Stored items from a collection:
====================

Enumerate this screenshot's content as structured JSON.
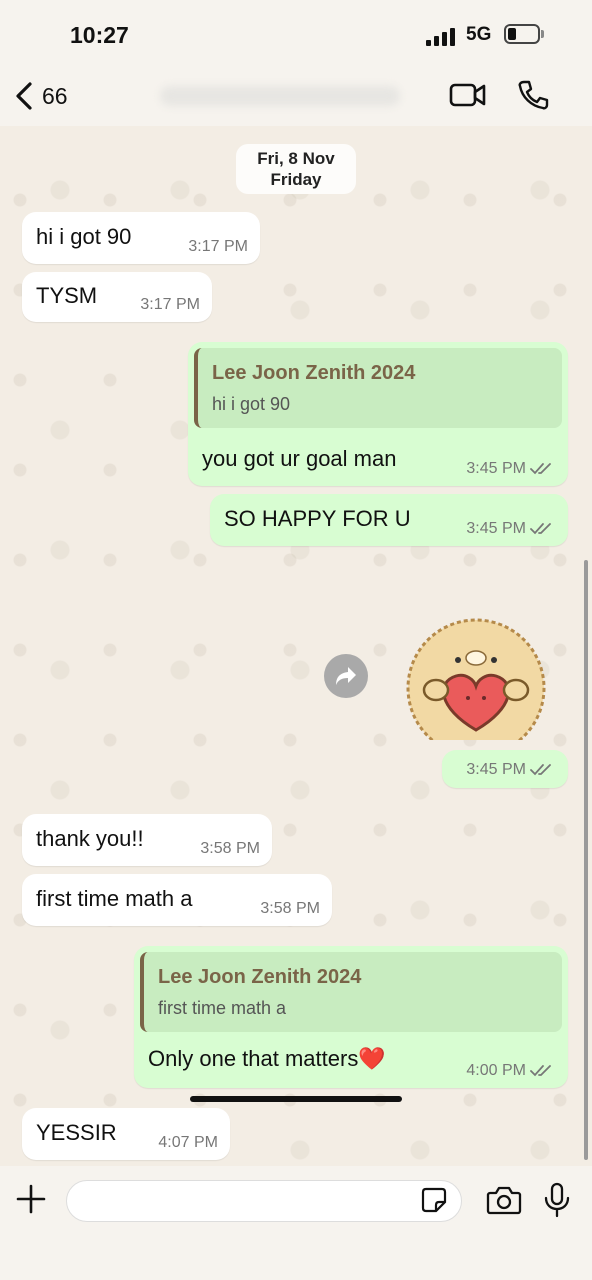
{
  "status_bar": {
    "time": "10:27",
    "network": "5G",
    "battery_level": 0.3
  },
  "header": {
    "back_count": "66"
  },
  "date_divider": {
    "line1": "Fri, 8 Nov",
    "line2": "Friday"
  },
  "messages": [
    {
      "dir": "in",
      "text": "hi i got 90",
      "time": "3:17 PM"
    },
    {
      "dir": "in",
      "text": "TYSM",
      "time": "3:17 PM"
    },
    {
      "dir": "out",
      "quote_name": "Lee Joon Zenith 2024",
      "quote_text": "hi i got 90",
      "text": "you got ur goal man",
      "time": "3:45 PM"
    },
    {
      "dir": "out",
      "text": "SO HAPPY FOR U",
      "time": "3:45 PM"
    },
    {
      "dir": "out",
      "sticker": "hedgehog-holding-heart",
      "time": "3:45 PM"
    },
    {
      "dir": "in",
      "text": "thank you!!",
      "time": "3:58 PM"
    },
    {
      "dir": "in",
      "text": "first time math a",
      "time": "3:58 PM"
    },
    {
      "dir": "out",
      "quote_name": "Lee Joon Zenith 2024",
      "quote_text": "first time math a",
      "text": "Only one that matters❤️",
      "time": "4:00 PM"
    },
    {
      "dir": "in",
      "text": "YESSIR",
      "time": "4:07 PM"
    }
  ],
  "icons": {
    "back": "chevron-left-icon",
    "video": "video-camera-icon",
    "call": "phone-icon",
    "forward": "forward-icon",
    "plus": "plus-icon",
    "sticker": "sticker-icon",
    "camera": "camera-icon",
    "mic": "microphone-icon"
  },
  "colors": {
    "outgoing_bubble": "#d8fdd2",
    "incoming_bubble": "#ffffff",
    "quote_accent": "#7a6448",
    "background": "#f3ede4"
  }
}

====================

**Description of the task**
Make an exact copy of all the material, but keep the pictures out of it.

**The reply**
Enumerate this screenshot's content as structured JSON.
{
  "status_bar": {
    "time": "10:27",
    "network": "5G",
    "battery_level": 0.3
  },
  "header": {
    "back_count": "66"
  },
  "date_divider": {
    "line1": "Fri, 8 Nov",
    "line2": "Friday"
  },
  "messages": [
    {
      "dir": "in",
      "text": "hi i got 90",
      "time": "3:17 PM"
    },
    {
      "dir": "in",
      "text": "TYSM",
      "time": "3:17 PM"
    },
    {
      "dir": "out",
      "quote_name": "Lee Joon Zenith 2024",
      "quote_text": "hi i got 90",
      "text": "you got ur goal man",
      "time": "3:45 PM"
    },
    {
      "dir": "out",
      "text": "SO HAPPY FOR U",
      "time": "3:45 PM"
    },
    {
      "dir": "out",
      "sticker": "hedgehog-holding-heart",
      "time": "3:45 PM"
    },
    {
      "dir": "in",
      "text": "thank you!!",
      "time": "3:58 PM"
    },
    {
      "dir": "in",
      "text": "first time math a",
      "time": "3:58 PM"
    },
    {
      "dir": "out",
      "quote_name": "Lee Joon Zenith 2024",
      "quote_text": "first time math a",
      "text": "Only one that matters❤️",
      "time": "4:00 PM"
    },
    {
      "dir": "in",
      "text": "YESSIR",
      "time": "4:07 PM"
    }
  ],
  "icons": {
    "back": "chevron-left-icon",
    "video": "video-camera-icon",
    "call": "phone-icon",
    "forward": "forward-icon",
    "plus": "plus-icon",
    "sticker": "sticker-icon",
    "camera": "camera-icon",
    "mic": "microphone-icon"
  },
  "colors": {
    "outgoing_bubble": "#d8fdd2",
    "incoming_bubble": "#ffffff",
    "quote_accent": "#7a6448",
    "background": "#f3ede4"
  }
}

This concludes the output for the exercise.